• _Task objective_
Transcribe the material exactly. Images do not belong in the copy.

• _Records provided_
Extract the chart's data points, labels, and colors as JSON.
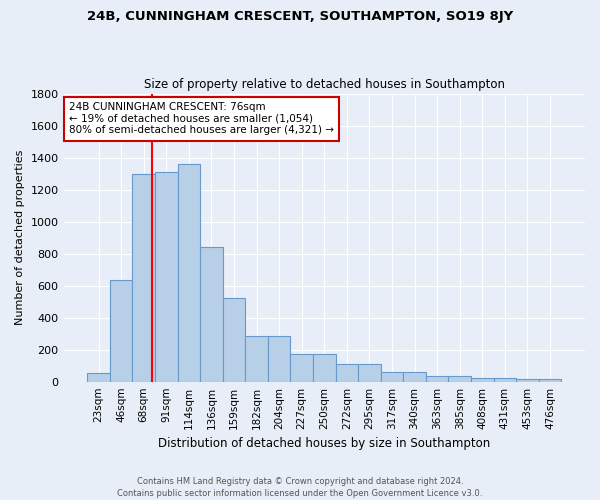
{
  "title": "24B, CUNNINGHAM CRESCENT, SOUTHAMPTON, SO19 8JY",
  "subtitle": "Size of property relative to detached houses in Southampton",
  "xlabel": "Distribution of detached houses by size in Southampton",
  "ylabel": "Number of detached properties",
  "footer_line1": "Contains HM Land Registry data © Crown copyright and database right 2024.",
  "footer_line2": "Contains public sector information licensed under the Open Government Licence v3.0.",
  "categories": [
    "23sqm",
    "46sqm",
    "68sqm",
    "91sqm",
    "114sqm",
    "136sqm",
    "159sqm",
    "182sqm",
    "204sqm",
    "227sqm",
    "250sqm",
    "272sqm",
    "295sqm",
    "317sqm",
    "340sqm",
    "363sqm",
    "385sqm",
    "408sqm",
    "431sqm",
    "453sqm",
    "476sqm"
  ],
  "values": [
    55,
    638,
    1300,
    1310,
    1360,
    840,
    520,
    285,
    285,
    175,
    175,
    108,
    108,
    63,
    63,
    38,
    38,
    22,
    22,
    14,
    14
  ],
  "bar_color": "#b8cfe8",
  "bar_edge_color": "#6699cc",
  "bg_color": "#e8eef7",
  "grid_color": "#ffffff",
  "annotation_text_line1": "24B CUNNINGHAM CRESCENT: 76sqm",
  "annotation_text_line2": "← 19% of detached houses are smaller (1,054)",
  "annotation_text_line3": "80% of semi-detached houses are larger (4,321) →",
  "annotation_box_facecolor": "#ffffff",
  "annotation_box_edgecolor": "#cc0000",
  "red_line_index": 2.35,
  "ylim": [
    0,
    1800
  ],
  "yticks": [
    0,
    200,
    400,
    600,
    800,
    1000,
    1200,
    1400,
    1600,
    1800
  ]
}
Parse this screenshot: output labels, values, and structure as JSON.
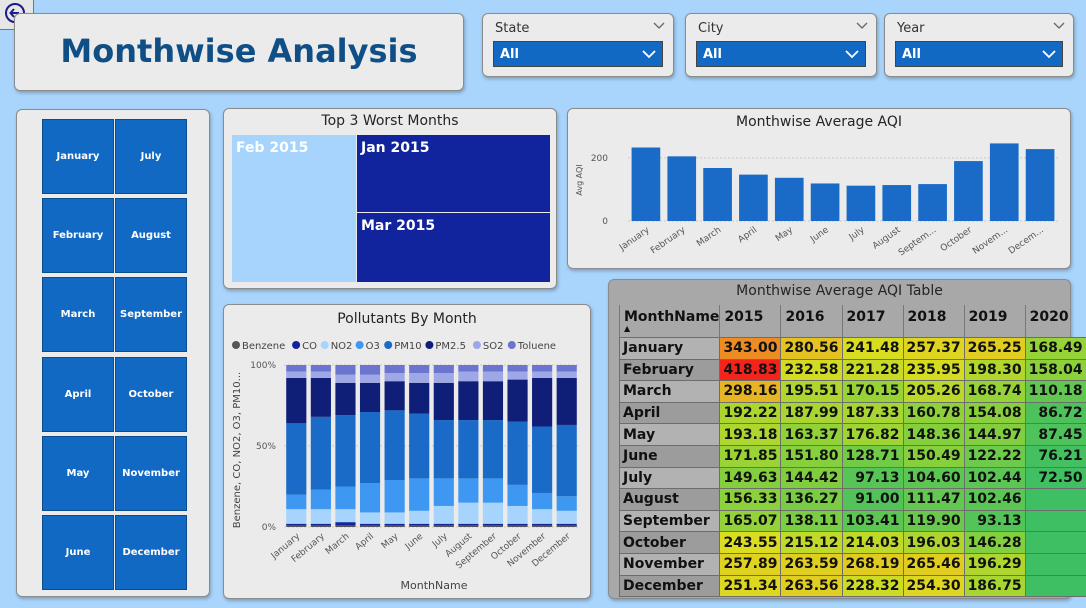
{
  "page": {
    "title": "Monthwise Analysis"
  },
  "slicers": [
    {
      "label": "State",
      "value": "All"
    },
    {
      "label": "City",
      "value": "All"
    },
    {
      "label": "Year",
      "value": "All"
    }
  ],
  "months": [
    "January",
    "February",
    "March",
    "April",
    "May",
    "June",
    "July",
    "August",
    "September",
    "October",
    "November",
    "December"
  ],
  "treemap": {
    "title": "Top 3 Worst Months",
    "items": [
      "Feb 2015",
      "Jan 2015",
      "Mar 2015"
    ]
  },
  "colors": {
    "button": "#1269c3",
    "bar": "#1a6ac8",
    "treemap_light": "#a6d4fc",
    "treemap_dark": "#12239e",
    "heat_scale": [
      "#f2221b",
      "#ee9a25",
      "#dcdd1f",
      "#8cd13a",
      "#3ebf63"
    ],
    "pollutants": [
      "#555555",
      "#12239e",
      "#a6d4fc",
      "#3e97f0",
      "#1a6ac8",
      "#0f1f78",
      "#9fa8e6",
      "#6b75d0"
    ]
  },
  "chart_data": [
    {
      "type": "bar",
      "title": "Monthwise Average AQI",
      "ylabel": "Avg AQI",
      "xlabel": "",
      "categories": [
        "January",
        "February",
        "March",
        "April",
        "May",
        "June",
        "July",
        "August",
        "September",
        "October",
        "November",
        "December"
      ],
      "tick_labels": [
        "January",
        "February",
        "March",
        "April",
        "May",
        "June",
        "July",
        "August",
        "Septem...",
        "October",
        "Novem...",
        "Decem..."
      ],
      "values": [
        233,
        205,
        168,
        147,
        137,
        119,
        112,
        114,
        117,
        190,
        246,
        228
      ],
      "ylim": [
        0,
        260
      ],
      "yticks": [
        "0",
        "200"
      ],
      "grid": true
    },
    {
      "type": "bar",
      "stacked": "100%",
      "title": "Pollutants By Month",
      "xlabel": "MonthName",
      "ylabel": "Benzene, CO, NO2, O3, PM10...",
      "yticks": [
        "0%",
        "50%",
        "100%"
      ],
      "legend_position": "top",
      "categories": [
        "January",
        "February",
        "March",
        "April",
        "May",
        "June",
        "July",
        "August",
        "September",
        "October",
        "November",
        "December"
      ],
      "series": [
        {
          "name": "Benzene",
          "values": [
            1,
            1,
            1,
            1,
            1,
            1,
            1,
            1,
            1,
            1,
            1,
            1
          ]
        },
        {
          "name": "CO",
          "values": [
            1,
            1,
            2,
            1,
            1,
            1,
            1,
            1,
            1,
            1,
            1,
            1
          ]
        },
        {
          "name": "NO2",
          "values": [
            9,
            9,
            8,
            7,
            7,
            8,
            11,
            13,
            13,
            11,
            9,
            8
          ]
        },
        {
          "name": "O3",
          "values": [
            9,
            12,
            14,
            18,
            20,
            20,
            17,
            15,
            15,
            13,
            10,
            9
          ]
        },
        {
          "name": "PM10",
          "values": [
            44,
            45,
            44,
            44,
            43,
            40,
            36,
            36,
            36,
            39,
            41,
            44
          ]
        },
        {
          "name": "PM2.5",
          "values": [
            28,
            24,
            20,
            18,
            18,
            19,
            23,
            24,
            24,
            26,
            30,
            29
          ]
        },
        {
          "name": "SO2",
          "values": [
            4,
            4,
            5,
            5,
            5,
            6,
            6,
            6,
            6,
            5,
            4,
            4
          ]
        },
        {
          "name": "Toluene",
          "values": [
            4,
            4,
            6,
            6,
            5,
            5,
            5,
            4,
            4,
            4,
            4,
            4
          ]
        }
      ]
    },
    {
      "type": "table",
      "title": "Monthwise Average AQI Table",
      "columns": [
        "MonthName",
        "2015",
        "2016",
        "2017",
        "2018",
        "2019",
        "2020"
      ],
      "rows": [
        {
          "month": "January",
          "values": [
            "343.00",
            "280.56",
            "241.48",
            "257.37",
            "265.25",
            "168.49"
          ]
        },
        {
          "month": "February",
          "values": [
            "418.83",
            "232.58",
            "221.28",
            "235.95",
            "198.30",
            "158.04"
          ]
        },
        {
          "month": "March",
          "values": [
            "298.16",
            "195.51",
            "170.15",
            "205.26",
            "168.74",
            "110.18"
          ]
        },
        {
          "month": "April",
          "values": [
            "192.22",
            "187.99",
            "187.33",
            "160.78",
            "154.08",
            "86.72"
          ]
        },
        {
          "month": "May",
          "values": [
            "193.18",
            "163.37",
            "176.82",
            "148.36",
            "144.97",
            "87.45"
          ]
        },
        {
          "month": "June",
          "values": [
            "171.85",
            "151.80",
            "128.71",
            "150.49",
            "122.22",
            "76.21"
          ]
        },
        {
          "month": "July",
          "values": [
            "149.63",
            "144.42",
            "97.13",
            "104.60",
            "102.44",
            "72.50"
          ]
        },
        {
          "month": "August",
          "values": [
            "156.33",
            "136.27",
            "91.00",
            "111.47",
            "102.46",
            ""
          ]
        },
        {
          "month": "September",
          "values": [
            "165.07",
            "138.11",
            "103.41",
            "119.90",
            "93.13",
            ""
          ]
        },
        {
          "month": "October",
          "values": [
            "243.55",
            "215.12",
            "214.03",
            "196.03",
            "146.28",
            ""
          ]
        },
        {
          "month": "November",
          "values": [
            "257.89",
            "263.59",
            "268.19",
            "265.46",
            "196.29",
            ""
          ]
        },
        {
          "month": "December",
          "values": [
            "251.34",
            "263.56",
            "228.32",
            "254.30",
            "186.75",
            ""
          ]
        }
      ]
    }
  ]
}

• _Response to this task_
Extract the chart's data points, labels, and colors as JSON.
{
  "title": "24B, CUNNINGHAM CRESCENT, SOUTHAMPTON, SO19 8JY",
  "subtitle": "Size of property relative to detached houses in Southampton",
  "xlabel": "Distribution of detached houses by size in Southampton",
  "ylabel": "Number of detached properties",
  "footer_line1": "Contains HM Land Registry data © Crown copyright and database right 2024.",
  "footer_line2": "Contains public sector information licensed under the Open Government Licence v3.0.",
  "categories": [
    "23sqm",
    "46sqm",
    "68sqm",
    "91sqm",
    "114sqm",
    "136sqm",
    "159sqm",
    "182sqm",
    "204sqm",
    "227sqm",
    "250sqm",
    "272sqm",
    "295sqm",
    "317sqm",
    "340sqm",
    "363sqm",
    "385sqm",
    "408sqm",
    "431sqm",
    "453sqm",
    "476sqm"
  ],
  "values": [
    55,
    638,
    1300,
    1310,
    1360,
    840,
    520,
    285,
    285,
    175,
    175,
    108,
    108,
    63,
    63,
    38,
    38,
    22,
    22,
    14,
    14
  ],
  "bar_color": "#b8cfe8",
  "bar_edge_color": "#6699cc",
  "bg_color": "#e8eef7",
  "grid_color": "#ffffff",
  "annotation_text_line1": "24B CUNNINGHAM CRESCENT: 76sqm",
  "annotation_text_line2": "← 19% of detached houses are smaller (1,054)",
  "annotation_text_line3": "80% of semi-detached houses are larger (4,321) →",
  "annotation_box_facecolor": "#ffffff",
  "annotation_box_edgecolor": "#cc0000",
  "red_line_index": 2.35,
  "ylim": [
    0,
    1800
  ],
  "yticks": [
    0,
    200,
    400,
    600,
    800,
    1000,
    1200,
    1400,
    1600,
    1800
  ]
}
Parse this screenshot: output labels, values, and structure as JSON.
{
  "page": {
    "title": "Monthwise Analysis"
  },
  "slicers": [
    {
      "label": "State",
      "value": "All"
    },
    {
      "label": "City",
      "value": "All"
    },
    {
      "label": "Year",
      "value": "All"
    }
  ],
  "months": [
    "January",
    "February",
    "March",
    "April",
    "May",
    "June",
    "July",
    "August",
    "September",
    "October",
    "November",
    "December"
  ],
  "treemap": {
    "title": "Top 3 Worst Months",
    "items": [
      "Feb 2015",
      "Jan 2015",
      "Mar 2015"
    ]
  },
  "colors": {
    "button": "#1269c3",
    "bar": "#1a6ac8",
    "treemap_light": "#a6d4fc",
    "treemap_dark": "#12239e",
    "heat_scale": [
      "#f2221b",
      "#ee9a25",
      "#dcdd1f",
      "#8cd13a",
      "#3ebf63"
    ],
    "pollutants": [
      "#555555",
      "#12239e",
      "#a6d4fc",
      "#3e97f0",
      "#1a6ac8",
      "#0f1f78",
      "#9fa8e6",
      "#6b75d0"
    ]
  },
  "chart_data": [
    {
      "type": "bar",
      "title": "Monthwise Average AQI",
      "ylabel": "Avg AQI",
      "xlabel": "",
      "categories": [
        "January",
        "February",
        "March",
        "April",
        "May",
        "June",
        "July",
        "August",
        "September",
        "October",
        "November",
        "December"
      ],
      "tick_labels": [
        "January",
        "February",
        "March",
        "April",
        "May",
        "June",
        "July",
        "August",
        "Septem...",
        "October",
        "Novem...",
        "Decem..."
      ],
      "values": [
        233,
        205,
        168,
        147,
        137,
        119,
        112,
        114,
        117,
        190,
        246,
        228
      ],
      "ylim": [
        0,
        260
      ],
      "yticks": [
        "0",
        "200"
      ],
      "grid": true
    },
    {
      "type": "bar",
      "stacked": "100%",
      "title": "Pollutants By Month",
      "xlabel": "MonthName",
      "ylabel": "Benzene, CO, NO2, O3, PM10...",
      "yticks": [
        "0%",
        "50%",
        "100%"
      ],
      "legend_position": "top",
      "categories": [
        "January",
        "February",
        "March",
        "April",
        "May",
        "June",
        "July",
        "August",
        "September",
        "October",
        "November",
        "December"
      ],
      "series": [
        {
          "name": "Benzene",
          "values": [
            1,
            1,
            1,
            1,
            1,
            1,
            1,
            1,
            1,
            1,
            1,
            1
          ]
        },
        {
          "name": "CO",
          "values": [
            1,
            1,
            2,
            1,
            1,
            1,
            1,
            1,
            1,
            1,
            1,
            1
          ]
        },
        {
          "name": "NO2",
          "values": [
            9,
            9,
            8,
            7,
            7,
            8,
            11,
            13,
            13,
            11,
            9,
            8
          ]
        },
        {
          "name": "O3",
          "values": [
            9,
            12,
            14,
            18,
            20,
            20,
            17,
            15,
            15,
            13,
            10,
            9
          ]
        },
        {
          "name": "PM10",
          "values": [
            44,
            45,
            44,
            44,
            43,
            40,
            36,
            36,
            36,
            39,
            41,
            44
          ]
        },
        {
          "name": "PM2.5",
          "values": [
            28,
            24,
            20,
            18,
            18,
            19,
            23,
            24,
            24,
            26,
            30,
            29
          ]
        },
        {
          "name": "SO2",
          "values": [
            4,
            4,
            5,
            5,
            5,
            6,
            6,
            6,
            6,
            5,
            4,
            4
          ]
        },
        {
          "name": "Toluene",
          "values": [
            4,
            4,
            6,
            6,
            5,
            5,
            5,
            4,
            4,
            4,
            4,
            4
          ]
        }
      ]
    },
    {
      "type": "table",
      "title": "Monthwise Average AQI Table",
      "columns": [
        "MonthName",
        "2015",
        "2016",
        "2017",
        "2018",
        "2019",
        "2020"
      ],
      "rows": [
        {
          "month": "January",
          "values": [
            "343.00",
            "280.56",
            "241.48",
            "257.37",
            "265.25",
            "168.49"
          ]
        },
        {
          "month": "February",
          "values": [
            "418.83",
            "232.58",
            "221.28",
            "235.95",
            "198.30",
            "158.04"
          ]
        },
        {
          "month": "March",
          "values": [
            "298.16",
            "195.51",
            "170.15",
            "205.26",
            "168.74",
            "110.18"
          ]
        },
        {
          "month": "April",
          "values": [
            "192.22",
            "187.99",
            "187.33",
            "160.78",
            "154.08",
            "86.72"
          ]
        },
        {
          "month": "May",
          "values": [
            "193.18",
            "163.37",
            "176.82",
            "148.36",
            "144.97",
            "87.45"
          ]
        },
        {
          "month": "June",
          "values": [
            "171.85",
            "151.80",
            "128.71",
            "150.49",
            "122.22",
            "76.21"
          ]
        },
        {
          "month": "July",
          "values": [
            "149.63",
            "144.42",
            "97.13",
            "104.60",
            "102.44",
            "72.50"
          ]
        },
        {
          "month": "August",
          "values": [
            "156.33",
            "136.27",
            "91.00",
            "111.47",
            "102.46",
            ""
          ]
        },
        {
          "month": "September",
          "values": [
            "165.07",
            "138.11",
            "103.41",
            "119.90",
            "93.13",
            ""
          ]
        },
        {
          "month": "October",
          "values": [
            "243.55",
            "215.12",
            "214.03",
            "196.03",
            "146.28",
            ""
          ]
        },
        {
          "month": "November",
          "values": [
            "257.89",
            "263.59",
            "268.19",
            "265.46",
            "196.29",
            ""
          ]
        },
        {
          "month": "December",
          "values": [
            "251.34",
            "263.56",
            "228.32",
            "254.30",
            "186.75",
            ""
          ]
        }
      ]
    }
  ]
}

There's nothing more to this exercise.